What needs to be done:
Write out all lines holding the word "time".

Material provided:
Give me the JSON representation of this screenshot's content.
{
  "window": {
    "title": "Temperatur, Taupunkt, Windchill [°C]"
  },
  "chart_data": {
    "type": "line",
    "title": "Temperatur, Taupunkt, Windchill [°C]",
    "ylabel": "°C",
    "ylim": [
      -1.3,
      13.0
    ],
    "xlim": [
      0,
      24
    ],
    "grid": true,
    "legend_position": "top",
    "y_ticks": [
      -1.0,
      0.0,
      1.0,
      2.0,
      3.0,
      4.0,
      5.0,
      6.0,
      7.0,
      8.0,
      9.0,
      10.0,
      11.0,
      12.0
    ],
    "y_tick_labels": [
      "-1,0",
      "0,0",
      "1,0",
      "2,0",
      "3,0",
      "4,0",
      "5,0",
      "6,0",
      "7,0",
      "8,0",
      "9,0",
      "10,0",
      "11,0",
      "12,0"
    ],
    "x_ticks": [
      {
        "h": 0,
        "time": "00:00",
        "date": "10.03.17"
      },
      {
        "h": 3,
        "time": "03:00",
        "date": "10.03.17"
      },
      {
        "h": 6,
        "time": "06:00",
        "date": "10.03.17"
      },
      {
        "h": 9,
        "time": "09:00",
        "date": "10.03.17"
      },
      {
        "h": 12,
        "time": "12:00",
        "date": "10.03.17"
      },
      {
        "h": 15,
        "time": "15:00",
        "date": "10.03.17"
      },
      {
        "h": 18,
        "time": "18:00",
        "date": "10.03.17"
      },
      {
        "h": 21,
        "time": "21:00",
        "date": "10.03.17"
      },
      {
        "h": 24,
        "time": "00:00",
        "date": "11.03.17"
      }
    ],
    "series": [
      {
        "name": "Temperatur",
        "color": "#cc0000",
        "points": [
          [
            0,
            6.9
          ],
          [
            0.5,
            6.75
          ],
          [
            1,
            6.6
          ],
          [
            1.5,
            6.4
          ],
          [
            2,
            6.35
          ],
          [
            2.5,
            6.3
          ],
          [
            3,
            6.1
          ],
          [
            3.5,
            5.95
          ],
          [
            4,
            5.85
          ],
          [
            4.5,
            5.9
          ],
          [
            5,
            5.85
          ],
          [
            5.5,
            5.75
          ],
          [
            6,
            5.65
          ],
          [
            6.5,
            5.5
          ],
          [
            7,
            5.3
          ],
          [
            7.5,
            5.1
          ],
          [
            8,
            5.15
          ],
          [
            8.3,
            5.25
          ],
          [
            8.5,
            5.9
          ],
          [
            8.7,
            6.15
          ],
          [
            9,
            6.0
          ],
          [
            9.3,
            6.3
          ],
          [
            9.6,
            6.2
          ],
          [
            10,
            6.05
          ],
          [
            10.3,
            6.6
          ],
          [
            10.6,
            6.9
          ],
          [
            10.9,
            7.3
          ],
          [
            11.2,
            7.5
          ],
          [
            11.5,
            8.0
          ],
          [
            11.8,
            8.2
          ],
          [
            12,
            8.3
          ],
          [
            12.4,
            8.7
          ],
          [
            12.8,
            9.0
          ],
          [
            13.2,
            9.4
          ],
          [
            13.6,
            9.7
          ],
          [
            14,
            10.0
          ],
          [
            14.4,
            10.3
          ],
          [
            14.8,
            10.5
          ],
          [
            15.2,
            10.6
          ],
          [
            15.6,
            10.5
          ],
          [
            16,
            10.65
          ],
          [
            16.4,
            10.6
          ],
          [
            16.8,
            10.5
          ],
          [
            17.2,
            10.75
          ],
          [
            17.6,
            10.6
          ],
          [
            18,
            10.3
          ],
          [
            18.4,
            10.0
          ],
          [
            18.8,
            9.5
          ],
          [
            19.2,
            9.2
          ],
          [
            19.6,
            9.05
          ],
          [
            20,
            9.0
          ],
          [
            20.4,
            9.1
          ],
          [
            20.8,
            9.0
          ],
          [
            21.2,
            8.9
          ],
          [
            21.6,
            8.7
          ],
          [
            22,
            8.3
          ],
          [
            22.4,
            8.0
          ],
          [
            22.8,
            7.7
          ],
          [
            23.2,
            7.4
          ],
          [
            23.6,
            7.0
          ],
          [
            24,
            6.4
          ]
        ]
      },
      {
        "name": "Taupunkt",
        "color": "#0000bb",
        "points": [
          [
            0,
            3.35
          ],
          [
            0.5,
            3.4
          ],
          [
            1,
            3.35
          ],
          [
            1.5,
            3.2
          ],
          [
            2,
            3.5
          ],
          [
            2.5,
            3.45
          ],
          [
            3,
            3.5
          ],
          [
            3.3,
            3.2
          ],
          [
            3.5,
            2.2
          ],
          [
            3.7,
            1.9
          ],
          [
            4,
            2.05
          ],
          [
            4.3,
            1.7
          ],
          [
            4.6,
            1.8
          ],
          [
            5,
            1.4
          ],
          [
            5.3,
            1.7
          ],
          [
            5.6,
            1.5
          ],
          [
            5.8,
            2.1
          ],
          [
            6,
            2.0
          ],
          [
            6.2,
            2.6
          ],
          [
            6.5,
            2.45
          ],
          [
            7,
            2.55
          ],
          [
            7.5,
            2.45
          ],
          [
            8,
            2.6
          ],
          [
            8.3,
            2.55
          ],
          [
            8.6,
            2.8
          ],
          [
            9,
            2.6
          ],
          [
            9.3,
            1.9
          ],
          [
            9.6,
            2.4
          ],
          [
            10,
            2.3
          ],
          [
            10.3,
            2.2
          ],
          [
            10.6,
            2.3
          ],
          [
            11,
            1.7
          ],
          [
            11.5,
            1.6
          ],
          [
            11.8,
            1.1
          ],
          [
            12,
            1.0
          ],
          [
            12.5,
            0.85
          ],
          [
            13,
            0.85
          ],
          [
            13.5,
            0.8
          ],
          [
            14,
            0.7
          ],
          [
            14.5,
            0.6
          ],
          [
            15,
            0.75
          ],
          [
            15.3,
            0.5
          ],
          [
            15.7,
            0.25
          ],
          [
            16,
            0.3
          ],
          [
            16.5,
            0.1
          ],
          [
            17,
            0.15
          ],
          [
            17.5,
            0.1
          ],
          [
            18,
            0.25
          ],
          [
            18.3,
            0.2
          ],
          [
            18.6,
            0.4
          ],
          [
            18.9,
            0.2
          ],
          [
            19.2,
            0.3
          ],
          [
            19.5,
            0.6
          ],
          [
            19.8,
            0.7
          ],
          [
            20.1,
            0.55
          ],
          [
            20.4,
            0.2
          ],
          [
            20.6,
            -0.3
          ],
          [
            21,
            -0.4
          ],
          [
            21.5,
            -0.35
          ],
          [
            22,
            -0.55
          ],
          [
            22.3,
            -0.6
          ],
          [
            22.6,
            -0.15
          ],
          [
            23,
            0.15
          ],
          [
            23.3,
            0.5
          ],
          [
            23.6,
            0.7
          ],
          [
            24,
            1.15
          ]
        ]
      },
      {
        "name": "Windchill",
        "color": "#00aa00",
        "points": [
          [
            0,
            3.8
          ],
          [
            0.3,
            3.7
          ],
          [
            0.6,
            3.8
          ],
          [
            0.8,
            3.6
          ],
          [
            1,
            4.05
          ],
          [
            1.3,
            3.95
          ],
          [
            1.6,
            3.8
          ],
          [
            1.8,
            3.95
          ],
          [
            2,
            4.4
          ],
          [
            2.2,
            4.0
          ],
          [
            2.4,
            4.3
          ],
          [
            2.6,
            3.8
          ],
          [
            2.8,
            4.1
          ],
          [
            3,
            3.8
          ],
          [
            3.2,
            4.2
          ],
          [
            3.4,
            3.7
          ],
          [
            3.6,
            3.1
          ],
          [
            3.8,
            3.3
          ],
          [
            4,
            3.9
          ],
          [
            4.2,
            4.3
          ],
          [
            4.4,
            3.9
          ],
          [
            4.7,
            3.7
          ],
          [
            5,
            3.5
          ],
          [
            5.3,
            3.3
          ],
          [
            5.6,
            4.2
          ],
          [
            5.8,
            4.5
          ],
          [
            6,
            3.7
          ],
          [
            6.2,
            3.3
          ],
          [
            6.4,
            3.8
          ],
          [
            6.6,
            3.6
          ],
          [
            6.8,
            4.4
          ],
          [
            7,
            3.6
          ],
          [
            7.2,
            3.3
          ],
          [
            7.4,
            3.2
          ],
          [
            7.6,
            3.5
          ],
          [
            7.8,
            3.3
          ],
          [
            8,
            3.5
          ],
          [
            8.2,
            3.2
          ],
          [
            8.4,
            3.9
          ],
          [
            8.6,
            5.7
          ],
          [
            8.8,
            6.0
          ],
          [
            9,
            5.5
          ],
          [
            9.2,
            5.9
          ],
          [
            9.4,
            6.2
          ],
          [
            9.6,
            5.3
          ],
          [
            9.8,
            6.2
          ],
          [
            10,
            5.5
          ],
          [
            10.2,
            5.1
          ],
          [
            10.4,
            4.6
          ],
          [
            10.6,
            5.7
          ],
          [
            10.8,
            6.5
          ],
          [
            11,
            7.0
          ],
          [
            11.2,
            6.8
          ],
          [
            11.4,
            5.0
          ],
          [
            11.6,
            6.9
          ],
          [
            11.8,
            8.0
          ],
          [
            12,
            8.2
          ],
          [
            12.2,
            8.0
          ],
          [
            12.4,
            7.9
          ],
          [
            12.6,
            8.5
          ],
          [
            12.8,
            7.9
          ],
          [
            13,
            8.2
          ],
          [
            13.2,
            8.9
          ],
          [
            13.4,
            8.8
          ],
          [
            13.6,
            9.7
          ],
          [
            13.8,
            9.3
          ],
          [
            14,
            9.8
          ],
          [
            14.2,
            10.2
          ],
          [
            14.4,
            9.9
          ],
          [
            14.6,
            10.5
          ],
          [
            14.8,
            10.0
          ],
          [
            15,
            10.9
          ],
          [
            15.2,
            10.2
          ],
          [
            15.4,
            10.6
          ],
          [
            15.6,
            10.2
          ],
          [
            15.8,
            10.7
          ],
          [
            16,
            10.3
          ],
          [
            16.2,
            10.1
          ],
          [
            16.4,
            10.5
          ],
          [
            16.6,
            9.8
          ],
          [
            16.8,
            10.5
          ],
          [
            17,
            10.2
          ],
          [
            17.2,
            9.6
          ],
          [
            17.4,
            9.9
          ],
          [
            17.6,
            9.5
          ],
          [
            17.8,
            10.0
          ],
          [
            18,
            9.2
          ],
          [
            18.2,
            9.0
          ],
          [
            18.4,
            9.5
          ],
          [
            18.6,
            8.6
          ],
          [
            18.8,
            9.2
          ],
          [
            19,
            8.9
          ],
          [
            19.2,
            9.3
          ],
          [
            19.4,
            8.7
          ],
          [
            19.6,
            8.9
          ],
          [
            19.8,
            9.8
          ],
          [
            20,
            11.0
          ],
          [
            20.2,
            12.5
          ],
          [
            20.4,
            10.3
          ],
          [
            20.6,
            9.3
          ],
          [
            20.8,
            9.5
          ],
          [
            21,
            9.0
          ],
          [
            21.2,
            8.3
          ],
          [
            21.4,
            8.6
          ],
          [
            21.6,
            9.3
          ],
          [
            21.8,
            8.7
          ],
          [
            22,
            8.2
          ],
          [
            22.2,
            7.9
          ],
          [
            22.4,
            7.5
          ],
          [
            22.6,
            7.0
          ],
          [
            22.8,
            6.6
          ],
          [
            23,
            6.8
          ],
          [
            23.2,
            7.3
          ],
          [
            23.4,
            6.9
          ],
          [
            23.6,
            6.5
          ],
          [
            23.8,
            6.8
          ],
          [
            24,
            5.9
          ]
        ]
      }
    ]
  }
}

Result of the exercise:
        "time": "00:00",
        "time": "03:00",
        "time": "06:00",
        "time": "09:00",
        "time": "12:00",
        "time": "15:00",
        "time": "18:00",
        "time": "21:00",
        "time": "00:00",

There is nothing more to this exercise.